§ **Supplied records**
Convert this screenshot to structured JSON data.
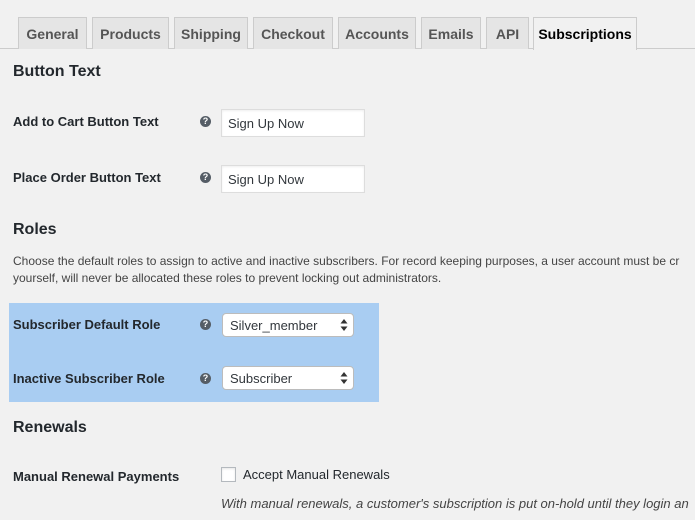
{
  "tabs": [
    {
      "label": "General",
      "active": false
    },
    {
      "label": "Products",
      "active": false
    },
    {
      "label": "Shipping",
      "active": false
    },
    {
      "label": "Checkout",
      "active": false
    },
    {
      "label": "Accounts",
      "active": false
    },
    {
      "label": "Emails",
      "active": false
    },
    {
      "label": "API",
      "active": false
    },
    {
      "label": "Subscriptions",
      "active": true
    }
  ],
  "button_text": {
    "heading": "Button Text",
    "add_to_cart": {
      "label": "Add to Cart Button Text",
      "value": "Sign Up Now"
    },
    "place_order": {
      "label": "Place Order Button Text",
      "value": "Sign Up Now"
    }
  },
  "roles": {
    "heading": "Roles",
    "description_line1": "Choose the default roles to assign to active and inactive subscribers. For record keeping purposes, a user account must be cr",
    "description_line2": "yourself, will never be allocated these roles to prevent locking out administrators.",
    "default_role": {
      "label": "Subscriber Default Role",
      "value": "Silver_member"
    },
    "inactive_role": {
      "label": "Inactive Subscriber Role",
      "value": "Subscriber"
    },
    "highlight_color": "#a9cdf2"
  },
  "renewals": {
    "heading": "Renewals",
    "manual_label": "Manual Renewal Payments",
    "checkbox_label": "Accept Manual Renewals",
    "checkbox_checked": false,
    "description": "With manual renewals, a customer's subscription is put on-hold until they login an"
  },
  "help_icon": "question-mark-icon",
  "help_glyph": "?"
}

§ **Task goal**
Repeat the records in full, exactly as they appear, without the pictures.

§ **Result**
Convert this screenshot to structured JSON data.
{
  "tabs": [
    {
      "label": "General",
      "active": false
    },
    {
      "label": "Products",
      "active": false
    },
    {
      "label": "Shipping",
      "active": false
    },
    {
      "label": "Checkout",
      "active": false
    },
    {
      "label": "Accounts",
      "active": false
    },
    {
      "label": "Emails",
      "active": false
    },
    {
      "label": "API",
      "active": false
    },
    {
      "label": "Subscriptions",
      "active": true
    }
  ],
  "button_text": {
    "heading": "Button Text",
    "add_to_cart": {
      "label": "Add to Cart Button Text",
      "value": "Sign Up Now"
    },
    "place_order": {
      "label": "Place Order Button Text",
      "value": "Sign Up Now"
    }
  },
  "roles": {
    "heading": "Roles",
    "description_line1": "Choose the default roles to assign to active and inactive subscribers. For record keeping purposes, a user account must be cr",
    "description_line2": "yourself, will never be allocated these roles to prevent locking out administrators.",
    "default_role": {
      "label": "Subscriber Default Role",
      "value": "Silver_member"
    },
    "inactive_role": {
      "label": "Inactive Subscriber Role",
      "value": "Subscriber"
    },
    "highlight_color": "#a9cdf2"
  },
  "renewals": {
    "heading": "Renewals",
    "manual_label": "Manual Renewal Payments",
    "checkbox_label": "Accept Manual Renewals",
    "checkbox_checked": false,
    "description": "With manual renewals, a customer's subscription is put on-hold until they login an"
  },
  "help_icon": "question-mark-icon",
  "help_glyph": "?"
}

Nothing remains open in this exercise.